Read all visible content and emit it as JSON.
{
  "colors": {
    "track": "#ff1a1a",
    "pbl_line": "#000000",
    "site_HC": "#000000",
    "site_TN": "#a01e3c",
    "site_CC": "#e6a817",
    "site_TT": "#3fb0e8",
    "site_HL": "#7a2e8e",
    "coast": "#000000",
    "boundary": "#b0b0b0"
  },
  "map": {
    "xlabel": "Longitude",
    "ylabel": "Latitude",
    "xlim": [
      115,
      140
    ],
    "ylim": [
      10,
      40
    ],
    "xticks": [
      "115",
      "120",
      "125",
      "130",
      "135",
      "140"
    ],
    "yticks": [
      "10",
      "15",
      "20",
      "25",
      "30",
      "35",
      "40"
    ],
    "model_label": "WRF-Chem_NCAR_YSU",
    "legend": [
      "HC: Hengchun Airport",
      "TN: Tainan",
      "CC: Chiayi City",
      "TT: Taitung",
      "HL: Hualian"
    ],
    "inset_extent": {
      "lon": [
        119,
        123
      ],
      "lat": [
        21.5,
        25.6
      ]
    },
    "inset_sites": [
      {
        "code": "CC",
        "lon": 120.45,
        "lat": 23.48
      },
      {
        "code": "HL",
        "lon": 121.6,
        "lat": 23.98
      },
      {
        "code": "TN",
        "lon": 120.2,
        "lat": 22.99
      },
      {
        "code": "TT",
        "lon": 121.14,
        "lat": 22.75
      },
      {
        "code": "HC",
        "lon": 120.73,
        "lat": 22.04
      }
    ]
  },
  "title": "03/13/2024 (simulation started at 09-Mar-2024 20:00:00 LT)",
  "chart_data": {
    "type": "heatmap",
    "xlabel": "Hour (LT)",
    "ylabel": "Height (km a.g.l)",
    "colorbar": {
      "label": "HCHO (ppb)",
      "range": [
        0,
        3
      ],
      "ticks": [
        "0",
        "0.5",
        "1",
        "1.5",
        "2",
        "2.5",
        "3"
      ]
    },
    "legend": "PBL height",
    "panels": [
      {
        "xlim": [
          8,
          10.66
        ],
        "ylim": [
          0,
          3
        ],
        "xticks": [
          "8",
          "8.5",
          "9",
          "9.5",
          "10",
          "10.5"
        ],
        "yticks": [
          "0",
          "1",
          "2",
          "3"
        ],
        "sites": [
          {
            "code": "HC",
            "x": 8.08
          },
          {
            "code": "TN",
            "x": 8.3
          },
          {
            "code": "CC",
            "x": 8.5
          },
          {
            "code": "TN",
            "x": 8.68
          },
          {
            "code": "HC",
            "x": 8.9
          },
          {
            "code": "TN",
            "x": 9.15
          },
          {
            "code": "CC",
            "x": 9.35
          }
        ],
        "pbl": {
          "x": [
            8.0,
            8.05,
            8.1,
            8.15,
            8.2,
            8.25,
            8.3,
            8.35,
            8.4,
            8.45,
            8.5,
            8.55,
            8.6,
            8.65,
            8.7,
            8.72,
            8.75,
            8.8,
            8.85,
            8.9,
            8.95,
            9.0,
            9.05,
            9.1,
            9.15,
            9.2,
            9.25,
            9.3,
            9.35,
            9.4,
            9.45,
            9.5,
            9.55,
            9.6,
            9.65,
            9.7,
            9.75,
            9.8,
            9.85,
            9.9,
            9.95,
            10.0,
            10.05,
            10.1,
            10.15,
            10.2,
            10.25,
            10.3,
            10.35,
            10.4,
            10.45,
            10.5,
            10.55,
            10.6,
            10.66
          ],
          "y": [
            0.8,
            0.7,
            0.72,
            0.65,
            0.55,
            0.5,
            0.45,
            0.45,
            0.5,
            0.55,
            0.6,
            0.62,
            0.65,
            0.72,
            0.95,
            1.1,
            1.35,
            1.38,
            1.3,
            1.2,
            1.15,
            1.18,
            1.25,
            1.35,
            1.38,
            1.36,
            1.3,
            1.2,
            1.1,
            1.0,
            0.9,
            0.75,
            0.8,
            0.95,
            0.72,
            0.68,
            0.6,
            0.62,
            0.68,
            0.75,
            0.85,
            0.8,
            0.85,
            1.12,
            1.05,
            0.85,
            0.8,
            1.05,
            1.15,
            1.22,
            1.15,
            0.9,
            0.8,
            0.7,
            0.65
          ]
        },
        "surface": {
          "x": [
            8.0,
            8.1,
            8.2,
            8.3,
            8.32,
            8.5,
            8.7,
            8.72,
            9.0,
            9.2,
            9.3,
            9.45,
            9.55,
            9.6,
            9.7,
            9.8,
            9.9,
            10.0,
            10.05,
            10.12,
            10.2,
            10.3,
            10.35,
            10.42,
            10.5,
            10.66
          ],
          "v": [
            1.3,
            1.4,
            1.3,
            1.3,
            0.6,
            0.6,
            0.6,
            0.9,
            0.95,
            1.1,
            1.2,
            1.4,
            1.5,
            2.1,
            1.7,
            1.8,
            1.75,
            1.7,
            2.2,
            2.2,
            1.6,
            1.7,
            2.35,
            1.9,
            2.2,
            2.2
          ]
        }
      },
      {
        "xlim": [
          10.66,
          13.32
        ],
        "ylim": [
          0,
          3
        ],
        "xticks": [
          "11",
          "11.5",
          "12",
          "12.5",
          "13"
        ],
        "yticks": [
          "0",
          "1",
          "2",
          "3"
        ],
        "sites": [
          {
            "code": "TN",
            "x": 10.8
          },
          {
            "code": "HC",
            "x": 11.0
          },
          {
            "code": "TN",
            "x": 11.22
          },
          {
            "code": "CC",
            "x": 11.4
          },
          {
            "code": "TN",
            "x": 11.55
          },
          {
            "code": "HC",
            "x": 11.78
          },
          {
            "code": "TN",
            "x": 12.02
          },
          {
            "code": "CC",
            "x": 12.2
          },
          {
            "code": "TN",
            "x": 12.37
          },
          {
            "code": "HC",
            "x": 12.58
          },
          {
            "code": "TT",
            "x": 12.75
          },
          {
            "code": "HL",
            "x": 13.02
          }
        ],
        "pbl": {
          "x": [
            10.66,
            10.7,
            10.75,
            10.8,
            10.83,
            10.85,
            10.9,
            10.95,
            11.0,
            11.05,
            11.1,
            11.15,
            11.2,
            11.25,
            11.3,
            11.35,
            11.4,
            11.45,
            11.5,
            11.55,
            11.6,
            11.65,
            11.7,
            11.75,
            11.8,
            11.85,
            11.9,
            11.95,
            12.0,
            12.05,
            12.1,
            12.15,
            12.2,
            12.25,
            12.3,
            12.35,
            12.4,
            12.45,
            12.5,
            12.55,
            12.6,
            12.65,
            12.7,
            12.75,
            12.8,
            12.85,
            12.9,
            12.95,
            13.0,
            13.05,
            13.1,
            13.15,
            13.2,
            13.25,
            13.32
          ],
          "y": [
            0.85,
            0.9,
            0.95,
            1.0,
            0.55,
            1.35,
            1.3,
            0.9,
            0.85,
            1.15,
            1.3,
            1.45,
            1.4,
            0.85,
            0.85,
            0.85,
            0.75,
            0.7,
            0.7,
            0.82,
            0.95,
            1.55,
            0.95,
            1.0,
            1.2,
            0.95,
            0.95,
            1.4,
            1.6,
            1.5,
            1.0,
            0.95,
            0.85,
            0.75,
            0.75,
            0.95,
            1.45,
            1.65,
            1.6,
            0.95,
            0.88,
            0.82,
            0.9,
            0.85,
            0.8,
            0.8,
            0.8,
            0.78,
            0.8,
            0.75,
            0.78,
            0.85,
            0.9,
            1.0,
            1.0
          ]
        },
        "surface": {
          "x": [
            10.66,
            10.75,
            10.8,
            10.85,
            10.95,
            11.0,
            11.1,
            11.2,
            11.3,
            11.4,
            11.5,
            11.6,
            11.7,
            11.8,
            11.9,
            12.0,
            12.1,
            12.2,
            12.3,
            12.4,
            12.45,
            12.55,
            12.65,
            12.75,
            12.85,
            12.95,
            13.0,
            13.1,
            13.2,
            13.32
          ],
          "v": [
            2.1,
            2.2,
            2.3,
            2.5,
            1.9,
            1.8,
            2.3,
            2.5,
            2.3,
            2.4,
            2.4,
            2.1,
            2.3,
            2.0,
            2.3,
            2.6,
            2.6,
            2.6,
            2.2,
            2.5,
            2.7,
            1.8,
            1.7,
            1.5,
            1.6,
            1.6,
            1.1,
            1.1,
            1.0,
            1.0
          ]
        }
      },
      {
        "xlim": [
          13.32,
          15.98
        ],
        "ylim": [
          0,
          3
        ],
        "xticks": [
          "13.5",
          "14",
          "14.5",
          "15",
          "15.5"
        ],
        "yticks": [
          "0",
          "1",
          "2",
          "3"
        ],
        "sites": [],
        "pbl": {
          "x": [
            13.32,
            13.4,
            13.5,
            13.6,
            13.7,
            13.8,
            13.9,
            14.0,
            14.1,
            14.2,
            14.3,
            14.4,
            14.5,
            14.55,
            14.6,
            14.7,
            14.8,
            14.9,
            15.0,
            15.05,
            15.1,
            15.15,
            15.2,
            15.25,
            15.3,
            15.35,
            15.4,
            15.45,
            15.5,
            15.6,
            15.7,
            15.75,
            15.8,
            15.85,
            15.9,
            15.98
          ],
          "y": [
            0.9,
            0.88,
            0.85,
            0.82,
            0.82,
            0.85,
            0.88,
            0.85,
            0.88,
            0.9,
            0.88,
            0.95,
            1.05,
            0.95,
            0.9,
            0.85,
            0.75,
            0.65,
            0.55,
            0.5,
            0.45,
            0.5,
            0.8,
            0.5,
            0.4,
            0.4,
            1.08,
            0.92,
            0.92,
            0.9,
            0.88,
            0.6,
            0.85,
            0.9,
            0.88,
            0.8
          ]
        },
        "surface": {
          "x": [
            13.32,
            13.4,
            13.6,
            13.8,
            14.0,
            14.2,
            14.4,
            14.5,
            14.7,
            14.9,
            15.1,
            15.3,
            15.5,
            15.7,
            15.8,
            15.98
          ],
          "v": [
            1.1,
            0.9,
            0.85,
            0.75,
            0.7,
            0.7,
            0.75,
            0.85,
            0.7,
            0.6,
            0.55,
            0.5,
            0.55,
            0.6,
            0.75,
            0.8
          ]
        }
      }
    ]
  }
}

Goal of the exercise → In the data above, count the lines where the word "ylabel" appears; reply with the number only.

Written response → 2